* [Directive]:
Each line containing the word "this" should be found and copied.

======== Material shown ========

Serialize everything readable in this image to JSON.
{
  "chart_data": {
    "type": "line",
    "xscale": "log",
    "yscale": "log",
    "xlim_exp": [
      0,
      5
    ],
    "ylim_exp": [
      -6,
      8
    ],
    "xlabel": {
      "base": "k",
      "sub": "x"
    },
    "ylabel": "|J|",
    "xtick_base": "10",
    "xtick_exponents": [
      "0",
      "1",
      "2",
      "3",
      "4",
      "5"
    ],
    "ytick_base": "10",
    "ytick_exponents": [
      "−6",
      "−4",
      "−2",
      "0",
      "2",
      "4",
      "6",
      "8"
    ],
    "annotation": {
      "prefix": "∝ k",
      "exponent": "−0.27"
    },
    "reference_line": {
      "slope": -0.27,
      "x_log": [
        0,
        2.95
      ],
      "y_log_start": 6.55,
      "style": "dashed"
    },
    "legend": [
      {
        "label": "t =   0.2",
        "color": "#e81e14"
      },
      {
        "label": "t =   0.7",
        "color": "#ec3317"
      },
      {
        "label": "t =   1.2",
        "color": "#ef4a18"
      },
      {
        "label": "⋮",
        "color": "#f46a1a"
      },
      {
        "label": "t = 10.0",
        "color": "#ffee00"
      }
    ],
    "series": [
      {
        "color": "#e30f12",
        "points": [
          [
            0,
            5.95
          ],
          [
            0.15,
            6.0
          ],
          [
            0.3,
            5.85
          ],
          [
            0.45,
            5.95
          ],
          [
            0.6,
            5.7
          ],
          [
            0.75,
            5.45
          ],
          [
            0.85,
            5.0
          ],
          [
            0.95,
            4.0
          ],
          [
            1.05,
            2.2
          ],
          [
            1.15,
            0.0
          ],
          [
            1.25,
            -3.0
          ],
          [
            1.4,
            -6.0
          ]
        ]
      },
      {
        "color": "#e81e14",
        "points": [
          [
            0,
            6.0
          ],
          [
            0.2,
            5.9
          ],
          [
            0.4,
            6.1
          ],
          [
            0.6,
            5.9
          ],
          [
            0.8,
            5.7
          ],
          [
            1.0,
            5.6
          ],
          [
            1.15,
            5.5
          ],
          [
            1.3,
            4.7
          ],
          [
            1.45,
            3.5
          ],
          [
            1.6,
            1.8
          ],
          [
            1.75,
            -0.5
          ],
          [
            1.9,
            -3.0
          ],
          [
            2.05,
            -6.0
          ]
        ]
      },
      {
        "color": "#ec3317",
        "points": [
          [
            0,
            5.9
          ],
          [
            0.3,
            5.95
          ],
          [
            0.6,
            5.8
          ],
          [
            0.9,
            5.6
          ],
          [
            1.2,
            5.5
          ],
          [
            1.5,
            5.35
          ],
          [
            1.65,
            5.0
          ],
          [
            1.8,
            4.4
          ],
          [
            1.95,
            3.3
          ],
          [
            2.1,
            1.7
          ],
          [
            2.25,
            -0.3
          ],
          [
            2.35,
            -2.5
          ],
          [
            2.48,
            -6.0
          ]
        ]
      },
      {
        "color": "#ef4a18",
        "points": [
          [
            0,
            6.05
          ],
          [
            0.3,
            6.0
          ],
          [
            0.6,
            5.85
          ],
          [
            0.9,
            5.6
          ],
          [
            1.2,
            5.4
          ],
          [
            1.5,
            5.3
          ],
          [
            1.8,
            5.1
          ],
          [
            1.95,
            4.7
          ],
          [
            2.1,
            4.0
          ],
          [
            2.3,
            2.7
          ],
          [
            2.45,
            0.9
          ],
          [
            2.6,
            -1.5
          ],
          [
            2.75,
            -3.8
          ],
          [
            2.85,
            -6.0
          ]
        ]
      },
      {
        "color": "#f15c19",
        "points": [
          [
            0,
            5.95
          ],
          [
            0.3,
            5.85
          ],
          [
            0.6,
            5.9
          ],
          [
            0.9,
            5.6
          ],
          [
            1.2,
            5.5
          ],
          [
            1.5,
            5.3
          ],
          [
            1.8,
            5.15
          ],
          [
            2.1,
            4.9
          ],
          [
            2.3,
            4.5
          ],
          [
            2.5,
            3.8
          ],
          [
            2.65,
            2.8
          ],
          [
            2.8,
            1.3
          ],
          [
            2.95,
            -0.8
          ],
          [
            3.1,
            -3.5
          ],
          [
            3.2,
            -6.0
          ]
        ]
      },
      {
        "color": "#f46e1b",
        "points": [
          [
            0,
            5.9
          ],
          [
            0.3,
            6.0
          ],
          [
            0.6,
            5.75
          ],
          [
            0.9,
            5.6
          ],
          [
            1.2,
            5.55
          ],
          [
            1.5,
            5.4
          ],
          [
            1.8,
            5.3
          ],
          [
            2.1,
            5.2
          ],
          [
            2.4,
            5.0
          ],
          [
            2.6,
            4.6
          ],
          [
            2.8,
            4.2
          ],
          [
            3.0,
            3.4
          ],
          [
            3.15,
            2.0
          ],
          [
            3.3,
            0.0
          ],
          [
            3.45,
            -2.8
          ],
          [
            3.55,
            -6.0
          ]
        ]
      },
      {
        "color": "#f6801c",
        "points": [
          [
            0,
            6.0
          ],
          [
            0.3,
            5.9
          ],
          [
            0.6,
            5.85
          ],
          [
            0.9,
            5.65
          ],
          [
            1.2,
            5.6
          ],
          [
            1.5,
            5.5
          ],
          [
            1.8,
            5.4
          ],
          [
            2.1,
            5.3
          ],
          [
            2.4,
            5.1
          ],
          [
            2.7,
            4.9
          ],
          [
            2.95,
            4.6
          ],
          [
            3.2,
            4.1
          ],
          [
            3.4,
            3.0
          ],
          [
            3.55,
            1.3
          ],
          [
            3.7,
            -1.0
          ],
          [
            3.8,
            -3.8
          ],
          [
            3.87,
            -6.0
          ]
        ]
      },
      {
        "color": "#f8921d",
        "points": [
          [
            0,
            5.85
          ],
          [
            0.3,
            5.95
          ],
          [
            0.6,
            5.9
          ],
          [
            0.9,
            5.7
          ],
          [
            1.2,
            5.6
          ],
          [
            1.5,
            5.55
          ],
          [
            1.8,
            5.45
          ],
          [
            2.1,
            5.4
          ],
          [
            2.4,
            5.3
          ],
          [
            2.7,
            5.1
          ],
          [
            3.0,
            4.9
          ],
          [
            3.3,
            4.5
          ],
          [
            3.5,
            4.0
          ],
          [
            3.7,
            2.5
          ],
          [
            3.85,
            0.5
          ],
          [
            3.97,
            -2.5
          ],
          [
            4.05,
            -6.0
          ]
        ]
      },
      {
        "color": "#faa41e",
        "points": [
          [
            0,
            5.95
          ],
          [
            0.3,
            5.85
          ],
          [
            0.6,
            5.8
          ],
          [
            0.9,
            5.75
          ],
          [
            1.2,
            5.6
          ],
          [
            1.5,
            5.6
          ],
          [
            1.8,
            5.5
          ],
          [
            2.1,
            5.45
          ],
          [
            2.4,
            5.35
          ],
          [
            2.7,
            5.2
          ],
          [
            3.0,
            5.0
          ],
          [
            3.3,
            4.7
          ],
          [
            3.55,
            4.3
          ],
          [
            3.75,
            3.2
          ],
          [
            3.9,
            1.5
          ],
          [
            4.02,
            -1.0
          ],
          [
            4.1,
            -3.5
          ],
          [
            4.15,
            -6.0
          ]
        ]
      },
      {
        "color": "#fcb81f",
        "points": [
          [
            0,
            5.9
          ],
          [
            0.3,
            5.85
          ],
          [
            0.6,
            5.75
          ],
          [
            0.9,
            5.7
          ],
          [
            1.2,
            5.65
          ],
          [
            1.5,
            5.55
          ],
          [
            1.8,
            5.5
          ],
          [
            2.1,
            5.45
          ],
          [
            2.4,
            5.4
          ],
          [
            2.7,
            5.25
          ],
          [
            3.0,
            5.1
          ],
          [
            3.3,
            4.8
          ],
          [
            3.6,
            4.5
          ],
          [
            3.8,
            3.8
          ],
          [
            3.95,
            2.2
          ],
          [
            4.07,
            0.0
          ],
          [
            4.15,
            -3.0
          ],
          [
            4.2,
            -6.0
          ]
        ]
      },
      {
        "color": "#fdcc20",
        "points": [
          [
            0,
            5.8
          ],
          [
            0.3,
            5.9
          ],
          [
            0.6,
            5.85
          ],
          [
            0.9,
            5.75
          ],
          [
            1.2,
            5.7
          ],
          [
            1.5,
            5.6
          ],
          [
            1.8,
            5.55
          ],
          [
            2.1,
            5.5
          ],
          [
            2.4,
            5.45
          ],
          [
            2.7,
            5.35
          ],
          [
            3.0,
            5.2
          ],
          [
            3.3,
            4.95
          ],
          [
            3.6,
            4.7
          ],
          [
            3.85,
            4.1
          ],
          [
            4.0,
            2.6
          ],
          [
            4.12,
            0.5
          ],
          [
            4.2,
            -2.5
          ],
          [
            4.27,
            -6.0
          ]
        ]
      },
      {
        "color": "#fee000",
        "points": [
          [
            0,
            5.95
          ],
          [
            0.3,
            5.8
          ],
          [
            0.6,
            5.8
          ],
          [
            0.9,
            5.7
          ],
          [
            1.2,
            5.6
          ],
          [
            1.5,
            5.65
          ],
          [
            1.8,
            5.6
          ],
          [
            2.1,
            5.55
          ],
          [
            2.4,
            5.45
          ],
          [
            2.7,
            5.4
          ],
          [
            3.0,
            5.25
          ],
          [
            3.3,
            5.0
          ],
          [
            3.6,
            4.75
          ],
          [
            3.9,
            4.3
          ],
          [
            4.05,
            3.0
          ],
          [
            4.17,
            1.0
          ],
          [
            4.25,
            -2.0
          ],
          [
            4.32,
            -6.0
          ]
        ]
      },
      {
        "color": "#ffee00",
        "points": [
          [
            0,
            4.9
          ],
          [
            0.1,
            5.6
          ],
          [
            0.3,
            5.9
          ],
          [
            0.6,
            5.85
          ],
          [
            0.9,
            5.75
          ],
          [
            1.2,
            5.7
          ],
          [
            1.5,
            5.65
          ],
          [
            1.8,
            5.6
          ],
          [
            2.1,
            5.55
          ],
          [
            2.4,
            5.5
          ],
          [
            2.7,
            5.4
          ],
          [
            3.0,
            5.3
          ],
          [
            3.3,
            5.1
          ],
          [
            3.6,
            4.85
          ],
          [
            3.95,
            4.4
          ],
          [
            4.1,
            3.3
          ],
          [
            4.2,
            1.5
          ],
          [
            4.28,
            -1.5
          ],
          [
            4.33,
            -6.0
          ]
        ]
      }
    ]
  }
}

========
======== Material shown ========

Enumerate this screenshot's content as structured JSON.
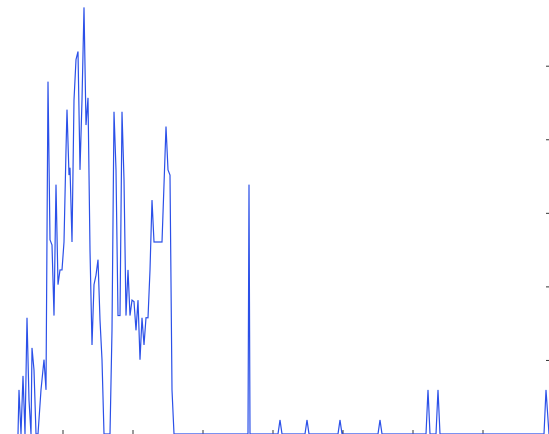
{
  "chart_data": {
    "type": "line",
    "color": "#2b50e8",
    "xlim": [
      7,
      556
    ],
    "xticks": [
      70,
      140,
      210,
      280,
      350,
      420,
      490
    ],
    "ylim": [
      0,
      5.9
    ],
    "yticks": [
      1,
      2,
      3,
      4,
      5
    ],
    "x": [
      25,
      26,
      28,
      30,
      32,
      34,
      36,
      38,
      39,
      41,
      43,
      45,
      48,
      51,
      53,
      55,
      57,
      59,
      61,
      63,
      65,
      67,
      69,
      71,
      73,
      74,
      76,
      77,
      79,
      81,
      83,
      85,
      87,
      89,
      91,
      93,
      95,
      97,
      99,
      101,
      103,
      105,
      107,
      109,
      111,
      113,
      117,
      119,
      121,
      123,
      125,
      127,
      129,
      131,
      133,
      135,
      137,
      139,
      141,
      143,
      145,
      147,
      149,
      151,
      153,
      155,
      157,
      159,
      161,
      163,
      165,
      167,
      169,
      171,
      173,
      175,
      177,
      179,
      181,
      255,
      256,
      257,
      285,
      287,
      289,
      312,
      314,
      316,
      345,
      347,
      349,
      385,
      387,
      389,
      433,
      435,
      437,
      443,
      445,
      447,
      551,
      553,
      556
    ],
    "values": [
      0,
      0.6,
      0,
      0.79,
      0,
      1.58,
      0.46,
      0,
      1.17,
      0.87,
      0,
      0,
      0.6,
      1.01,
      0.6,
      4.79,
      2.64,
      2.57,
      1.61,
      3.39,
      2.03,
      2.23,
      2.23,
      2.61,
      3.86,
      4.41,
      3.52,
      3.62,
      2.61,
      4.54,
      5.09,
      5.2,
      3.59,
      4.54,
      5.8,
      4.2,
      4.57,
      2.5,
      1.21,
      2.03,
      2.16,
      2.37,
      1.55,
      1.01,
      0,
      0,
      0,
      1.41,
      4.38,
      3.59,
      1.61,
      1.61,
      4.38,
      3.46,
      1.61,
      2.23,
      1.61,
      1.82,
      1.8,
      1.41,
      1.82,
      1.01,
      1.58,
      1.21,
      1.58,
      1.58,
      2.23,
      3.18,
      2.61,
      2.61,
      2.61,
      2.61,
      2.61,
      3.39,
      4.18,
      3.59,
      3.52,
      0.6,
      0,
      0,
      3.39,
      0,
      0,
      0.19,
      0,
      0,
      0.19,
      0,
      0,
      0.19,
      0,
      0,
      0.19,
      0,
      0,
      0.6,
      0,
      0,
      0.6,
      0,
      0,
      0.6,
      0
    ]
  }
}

========

* [In response]:
Serialize everything readable in this image to JSON.
Enumerate this screenshot's content as structured JSON.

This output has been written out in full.